**Your task:**
Write out the data again in full, exactly as it reads.

**Listing:**

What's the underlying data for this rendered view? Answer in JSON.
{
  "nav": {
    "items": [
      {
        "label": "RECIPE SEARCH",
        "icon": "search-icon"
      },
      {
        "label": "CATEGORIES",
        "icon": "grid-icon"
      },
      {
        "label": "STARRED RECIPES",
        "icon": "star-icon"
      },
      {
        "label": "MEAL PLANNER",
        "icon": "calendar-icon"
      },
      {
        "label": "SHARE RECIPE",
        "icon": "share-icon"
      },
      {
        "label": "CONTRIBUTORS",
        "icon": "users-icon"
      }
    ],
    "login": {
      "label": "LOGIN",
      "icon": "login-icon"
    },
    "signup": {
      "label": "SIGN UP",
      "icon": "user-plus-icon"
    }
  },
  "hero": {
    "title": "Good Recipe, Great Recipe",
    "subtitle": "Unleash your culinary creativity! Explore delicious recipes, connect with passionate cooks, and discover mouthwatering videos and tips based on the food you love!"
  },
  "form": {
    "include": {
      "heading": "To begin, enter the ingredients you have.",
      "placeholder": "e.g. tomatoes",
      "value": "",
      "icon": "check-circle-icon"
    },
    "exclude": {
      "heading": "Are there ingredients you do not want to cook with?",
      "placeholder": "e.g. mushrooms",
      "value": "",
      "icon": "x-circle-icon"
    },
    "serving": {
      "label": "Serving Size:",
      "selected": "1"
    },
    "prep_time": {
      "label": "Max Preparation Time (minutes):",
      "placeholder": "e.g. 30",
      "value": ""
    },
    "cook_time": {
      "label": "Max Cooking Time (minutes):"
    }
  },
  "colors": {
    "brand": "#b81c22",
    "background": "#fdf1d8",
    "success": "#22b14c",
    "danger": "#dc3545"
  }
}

**Answer to this problem:**
What's the underlying data for this rendered view? Answer in JSON.
{
  "nav": {
    "items": [
      {
        "label": "RECIPE SEARCH",
        "icon": "search-icon"
      },
      {
        "label": "CATEGORIES",
        "icon": "grid-icon"
      },
      {
        "label": "STARRED RECIPES",
        "icon": "star-icon"
      },
      {
        "label": "MEAL PLANNER",
        "icon": "calendar-icon"
      },
      {
        "label": "SHARE RECIPE",
        "icon": "share-icon"
      },
      {
        "label": "CONTRIBUTORS",
        "icon": "users-icon"
      }
    ],
    "login": {
      "label": "LOGIN",
      "icon": "login-icon"
    },
    "signup": {
      "label": "SIGN UP",
      "icon": "user-plus-icon"
    }
  },
  "hero": {
    "title": "Good Recipe, Great Recipe",
    "subtitle": "Unleash your culinary creativity! Explore delicious recipes, connect with passionate cooks, and discover mouthwatering videos and tips based on the food you love!"
  },
  "form": {
    "include": {
      "heading": "To begin, enter the ingredients you have.",
      "placeholder": "e.g. tomatoes",
      "value": "",
      "icon": "check-circle-icon"
    },
    "exclude": {
      "heading": "Are there ingredients you do not want to cook with?",
      "placeholder": "e.g. mushrooms",
      "value": "",
      "icon": "x-circle-icon"
    },
    "serving": {
      "label": "Serving Size:",
      "selected": "1"
    },
    "prep_time": {
      "label": "Max Preparation Time (minutes):",
      "placeholder": "e.g. 30",
      "value": ""
    },
    "cook_time": {
      "label": "Max Cooking Time (minutes):"
    }
  },
  "colors": {
    "brand": "#b81c22",
    "background": "#fdf1d8",
    "success": "#22b14c",
    "danger": "#dc3545"
  }
}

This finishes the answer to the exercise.